▼
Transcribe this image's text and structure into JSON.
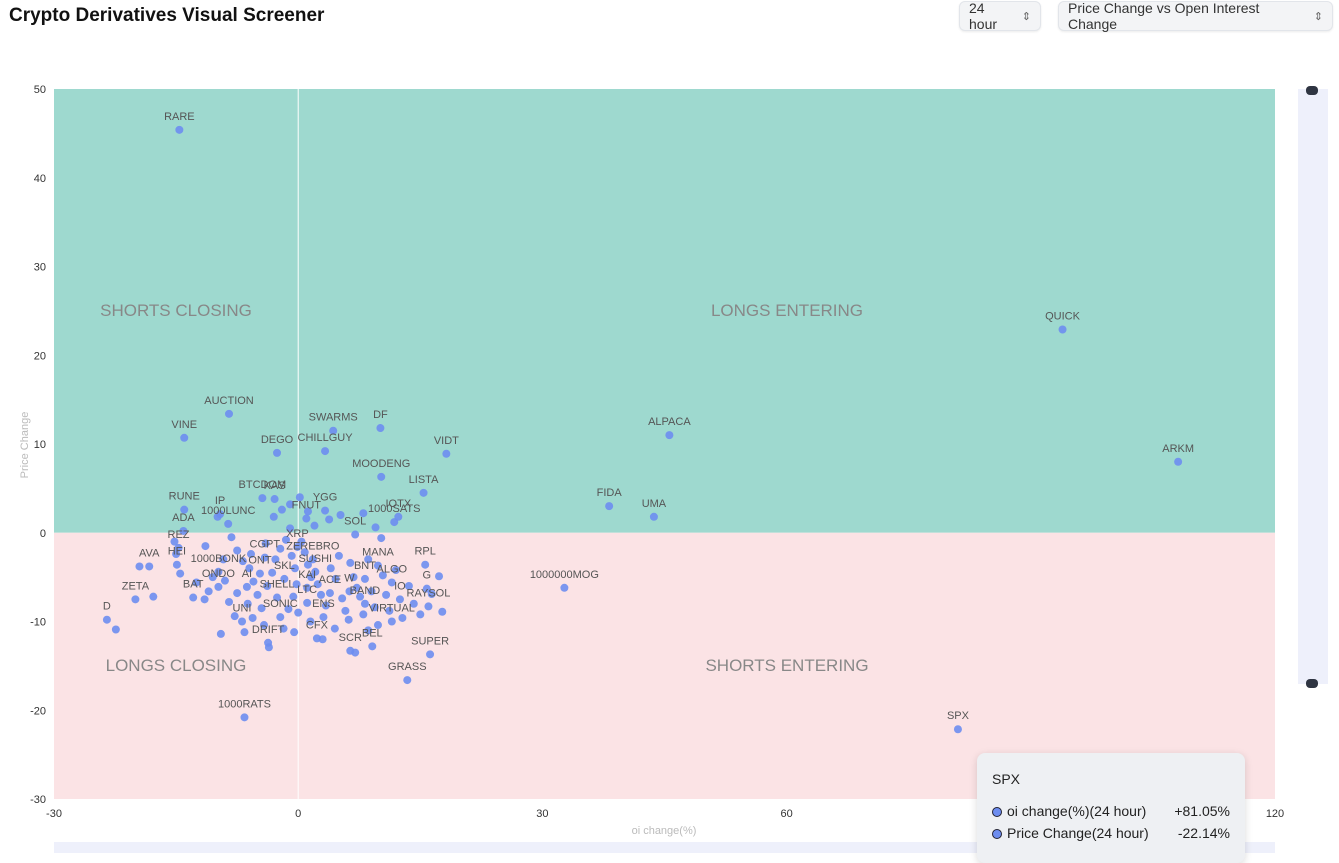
{
  "header": {
    "title": "Crypto Derivatives Visual Screener",
    "timeframe": "24 hour",
    "view": "Price Change vs Open Interest Change"
  },
  "chart_data": {
    "type": "scatter",
    "xlabel": "oi change(%)",
    "ylabel": "Price Change",
    "xlim": [
      -30,
      120
    ],
    "ylim": [
      -30,
      50
    ],
    "xticks": [
      -30,
      0,
      30,
      60,
      120
    ],
    "yticks": [
      50,
      40,
      30,
      20,
      10,
      0,
      -10,
      -20,
      -30
    ],
    "grid": false,
    "colors": {
      "positive_region": "#9ed9cf",
      "negative_region": "#fbe3e5",
      "point": "#6d8df0"
    },
    "quadrants": {
      "top_left": "SHORTS CLOSING",
      "top_right": "LONGS ENTERING",
      "bottom_left": "LONGS CLOSING",
      "bottom_right": "SHORTS ENTERING"
    },
    "labeled_points": [
      {
        "name": "RARE",
        "x": -14.6,
        "y": 45.4
      },
      {
        "name": "QUICK",
        "x": 93.9,
        "y": 22.9
      },
      {
        "name": "AUCTION",
        "x": -8.5,
        "y": 13.4
      },
      {
        "name": "VINE",
        "x": -14.0,
        "y": 10.7
      },
      {
        "name": "SWARMS",
        "x": 4.3,
        "y": 11.5
      },
      {
        "name": "DF",
        "x": 10.1,
        "y": 11.8
      },
      {
        "name": "DEGO",
        "x": -2.6,
        "y": 9.0
      },
      {
        "name": "CHILLGUY",
        "x": 3.3,
        "y": 9.2
      },
      {
        "name": "VIDT",
        "x": 18.2,
        "y": 8.9
      },
      {
        "name": "ALPACA",
        "x": 45.6,
        "y": 11.0
      },
      {
        "name": "ARKM",
        "x": 108.1,
        "y": 8.0
      },
      {
        "name": "MOODENG",
        "x": 10.2,
        "y": 6.3
      },
      {
        "name": "LISTA",
        "x": 15.4,
        "y": 4.5
      },
      {
        "name": "BTCDOM",
        "x": -4.4,
        "y": 3.9
      },
      {
        "name": "RUNE",
        "x": -14.0,
        "y": 2.6
      },
      {
        "name": "IP",
        "x": -9.6,
        "y": 2.1
      },
      {
        "name": "KAS",
        "x": -2.9,
        "y": 3.8
      },
      {
        "name": "YGG",
        "x": 3.3,
        "y": 2.5
      },
      {
        "name": "IOTX",
        "x": 12.3,
        "y": 1.8
      },
      {
        "name": "FIDA",
        "x": 38.2,
        "y": 3.0
      },
      {
        "name": "UMA",
        "x": 43.7,
        "y": 1.8
      },
      {
        "name": "ADA",
        "x": -14.1,
        "y": 0.2
      },
      {
        "name": "1000LUNC",
        "x": -8.6,
        "y": 1.0
      },
      {
        "name": "FNUT",
        "x": 1.0,
        "y": 1.6
      },
      {
        "name": "1000SATS",
        "x": 11.8,
        "y": 1.2
      },
      {
        "name": "SOL",
        "x": 7.0,
        "y": -0.2
      },
      {
        "name": "REZ",
        "x": -14.7,
        "y": -1.7
      },
      {
        "name": "XRP",
        "x": -0.1,
        "y": -1.6
      },
      {
        "name": "AVA",
        "x": -18.3,
        "y": -3.8
      },
      {
        "name": "HEI",
        "x": -14.9,
        "y": -3.6
      },
      {
        "name": "1000BONK",
        "x": -9.8,
        "y": -4.4
      },
      {
        "name": "CGPT",
        "x": -4.1,
        "y": -2.8
      },
      {
        "name": "ONT",
        "x": -4.7,
        "y": -4.6
      },
      {
        "name": "ZEREBRO",
        "x": 1.8,
        "y": -3.0
      },
      {
        "name": "SUSHI",
        "x": 2.1,
        "y": -4.4
      },
      {
        "name": "MANA",
        "x": 9.8,
        "y": -3.7
      },
      {
        "name": "RPL",
        "x": 15.6,
        "y": -3.6
      },
      {
        "name": "SKL",
        "x": -1.7,
        "y": -5.2
      },
      {
        "name": "BNT",
        "x": 8.2,
        "y": -5.2
      },
      {
        "name": "ALGO",
        "x": 11.5,
        "y": -5.6
      },
      {
        "name": "ONDO",
        "x": -9.8,
        "y": -6.1
      },
      {
        "name": "AI",
        "x": -6.3,
        "y": -6.1
      },
      {
        "name": "KAI",
        "x": 1.1,
        "y": -6.2
      },
      {
        "name": "ACE",
        "x": 3.9,
        "y": -6.8
      },
      {
        "name": "W",
        "x": 6.3,
        "y": -6.6
      },
      {
        "name": "G",
        "x": 15.8,
        "y": -6.3
      },
      {
        "name": "ZETA",
        "x": -20.0,
        "y": -7.5
      },
      {
        "name": "BAT",
        "x": -12.9,
        "y": -7.3
      },
      {
        "name": "SHELL",
        "x": -2.6,
        "y": -7.3
      },
      {
        "name": "LTC",
        "x": 1.1,
        "y": -7.9
      },
      {
        "name": "BAND",
        "x": 8.2,
        "y": -8.0
      },
      {
        "name": "IO",
        "x": 12.5,
        "y": -7.5
      },
      {
        "name": "RAYSOL",
        "x": 16.0,
        "y": -8.3
      },
      {
        "name": "1000000MOG",
        "x": 32.7,
        "y": -6.2
      },
      {
        "name": "D",
        "x": -23.5,
        "y": -9.8
      },
      {
        "name": "UNI",
        "x": -6.9,
        "y": -10.0
      },
      {
        "name": "SONIC",
        "x": -2.2,
        "y": -9.5
      },
      {
        "name": "ENS",
        "x": 3.1,
        "y": -9.5
      },
      {
        "name": "VIRTUAL",
        "x": 11.5,
        "y": -10.0
      },
      {
        "name": "DRIFT",
        "x": -3.7,
        "y": -12.4
      },
      {
        "name": "CFX",
        "x": 2.3,
        "y": -11.9
      },
      {
        "name": "SCR",
        "x": 6.4,
        "y": -13.3
      },
      {
        "name": "BEL",
        "x": 9.1,
        "y": -12.8
      },
      {
        "name": "SUPER",
        "x": 16.2,
        "y": -13.7
      },
      {
        "name": "GRASS",
        "x": 13.4,
        "y": -16.6
      },
      {
        "name": "1000RATS",
        "x": -6.6,
        "y": -20.8
      },
      {
        "name": "SPX",
        "x": 81.05,
        "y": -22.14
      }
    ],
    "other_points": [
      [
        -22.4,
        -10.9
      ],
      [
        -19.5,
        -3.8
      ],
      [
        -17.8,
        -7.2
      ],
      [
        -11.5,
        -7.5
      ],
      [
        -9.5,
        -11.4
      ],
      [
        -11.4,
        -1.5
      ],
      [
        -9.9,
        1.8
      ],
      [
        -8.2,
        -0.5
      ],
      [
        -7.5,
        -2.0
      ],
      [
        -6.8,
        -3.2
      ],
      [
        -6.0,
        -4.0
      ],
      [
        -5.5,
        -5.5
      ],
      [
        -5.0,
        -7.0
      ],
      [
        -4.5,
        -8.5
      ],
      [
        -7.5,
        -6.8
      ],
      [
        -8.5,
        -7.8
      ],
      [
        -6.2,
        -8.0
      ],
      [
        -3.8,
        -6.0
      ],
      [
        -3.2,
        -4.5
      ],
      [
        -2.8,
        -3.0
      ],
      [
        -2.2,
        -1.8
      ],
      [
        -1.5,
        -0.8
      ],
      [
        -1.0,
        0.5
      ],
      [
        -0.8,
        -2.6
      ],
      [
        -0.4,
        -4.0
      ],
      [
        -0.2,
        -5.8
      ],
      [
        -0.6,
        -7.2
      ],
      [
        -1.2,
        -8.6
      ],
      [
        -1.8,
        -10.8
      ],
      [
        -3.6,
        -12.9
      ],
      [
        -4.2,
        -10.4
      ],
      [
        -5.6,
        -9.6
      ],
      [
        -6.6,
        -11.2
      ],
      [
        -7.8,
        -9.4
      ],
      [
        0.4,
        -1.0
      ],
      [
        0.8,
        -2.2
      ],
      [
        1.2,
        -3.6
      ],
      [
        1.6,
        -5.0
      ],
      [
        2.4,
        -5.8
      ],
      [
        2.8,
        -7.0
      ],
      [
        3.4,
        -8.2
      ],
      [
        4.0,
        -4.0
      ],
      [
        4.6,
        -5.2
      ],
      [
        5.0,
        -2.6
      ],
      [
        5.4,
        -7.4
      ],
      [
        5.8,
        -8.8
      ],
      [
        6.4,
        -3.4
      ],
      [
        6.8,
        -5.0
      ],
      [
        7.2,
        -6.2
      ],
      [
        7.6,
        -7.2
      ],
      [
        8.0,
        -9.2
      ],
      [
        8.6,
        -3.0
      ],
      [
        9.0,
        -6.6
      ],
      [
        9.4,
        -8.4
      ],
      [
        9.8,
        -10.4
      ],
      [
        10.4,
        -4.8
      ],
      [
        10.8,
        -7.0
      ],
      [
        11.2,
        -8.8
      ],
      [
        12.0,
        -4.2
      ],
      [
        12.8,
        -9.6
      ],
      [
        13.6,
        -6.0
      ],
      [
        14.2,
        -8.0
      ],
      [
        15.0,
        -9.2
      ],
      [
        17.3,
        -4.9
      ],
      [
        17.7,
        -8.9
      ],
      [
        16.4,
        -6.9
      ],
      [
        3.0,
        -12.0
      ],
      [
        4.5,
        -10.8
      ],
      [
        7.0,
        -13.5
      ],
      [
        8.6,
        -11.0
      ],
      [
        1.5,
        -10.0
      ],
      [
        -0.5,
        -11.2
      ],
      [
        2.0,
        0.8
      ],
      [
        3.8,
        1.5
      ],
      [
        5.2,
        2.0
      ],
      [
        8.0,
        2.2
      ],
      [
        9.5,
        0.6
      ],
      [
        10.2,
        -0.6
      ],
      [
        -3.0,
        1.8
      ],
      [
        -2.0,
        2.6
      ],
      [
        -1.0,
        3.2
      ],
      [
        0.2,
        4.0
      ],
      [
        1.2,
        2.4
      ],
      [
        -4.0,
        -1.2
      ],
      [
        -5.8,
        -2.4
      ],
      [
        -9.2,
        -3.0
      ],
      [
        -10.5,
        -5.0
      ],
      [
        -12.5,
        -5.6
      ],
      [
        -15.0,
        -2.4
      ],
      [
        -15.2,
        -1.0
      ],
      [
        -14.5,
        -4.6
      ],
      [
        -11.0,
        -6.6
      ],
      [
        -9.0,
        -5.4
      ],
      [
        0.0,
        -9.0
      ],
      [
        6.2,
        -9.8
      ]
    ]
  },
  "tooltip": {
    "name": "SPX",
    "rows": [
      {
        "label": "oi change(%)(24 hour)",
        "value": "+81.05%"
      },
      {
        "label": "Price Change(24 hour)",
        "value": "-22.14%"
      }
    ]
  }
}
▲
Pull every line containing the word "hour" out of the material and copy it.

Task result →
    "timeframe": "24 hour",
        "label": "oi change(%)(24 hour)",
        "label": "Price Change(24 hour)",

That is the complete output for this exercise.